■ Extracted records

########################################

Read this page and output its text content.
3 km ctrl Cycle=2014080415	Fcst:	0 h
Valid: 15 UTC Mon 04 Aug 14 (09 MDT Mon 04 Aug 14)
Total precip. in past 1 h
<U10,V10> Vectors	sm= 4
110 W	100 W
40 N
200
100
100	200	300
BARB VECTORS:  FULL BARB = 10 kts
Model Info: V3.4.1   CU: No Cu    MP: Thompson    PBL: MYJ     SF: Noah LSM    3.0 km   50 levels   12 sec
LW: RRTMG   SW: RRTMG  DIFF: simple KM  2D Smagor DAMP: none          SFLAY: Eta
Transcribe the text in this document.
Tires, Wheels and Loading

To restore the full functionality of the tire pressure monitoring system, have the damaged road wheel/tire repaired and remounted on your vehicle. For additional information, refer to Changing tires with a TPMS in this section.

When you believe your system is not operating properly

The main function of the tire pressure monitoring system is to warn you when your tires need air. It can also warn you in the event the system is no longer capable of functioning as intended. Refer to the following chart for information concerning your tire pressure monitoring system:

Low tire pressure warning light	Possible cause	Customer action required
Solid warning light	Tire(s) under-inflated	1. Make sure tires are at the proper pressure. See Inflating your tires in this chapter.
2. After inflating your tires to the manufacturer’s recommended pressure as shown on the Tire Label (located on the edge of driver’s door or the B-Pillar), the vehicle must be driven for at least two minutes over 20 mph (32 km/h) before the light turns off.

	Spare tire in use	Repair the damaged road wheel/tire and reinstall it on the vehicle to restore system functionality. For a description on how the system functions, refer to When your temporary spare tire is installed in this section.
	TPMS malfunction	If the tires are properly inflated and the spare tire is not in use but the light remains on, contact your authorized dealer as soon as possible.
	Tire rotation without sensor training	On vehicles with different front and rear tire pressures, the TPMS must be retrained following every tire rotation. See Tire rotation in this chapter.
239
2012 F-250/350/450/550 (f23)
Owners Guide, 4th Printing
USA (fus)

########################################

■ PROBLEM STATEMENT
Find the word "information" in the material, then list each line that holds it.

■ RESULT FOR THIS EXERCISE
To restore the full functionality of the tire pressure monitoring system, have the damaged road wheel/tire repaired and remounted on your vehicle. For additional information, refer to Changing tires with a TPMS in this section.
The main function of the tire pressure monitoring system is to warn you when your tires need air. It can also warn you in the event the system is no longer capable of functioning as intended. Refer to the following chart for information concerning your tire pressure monitoring system:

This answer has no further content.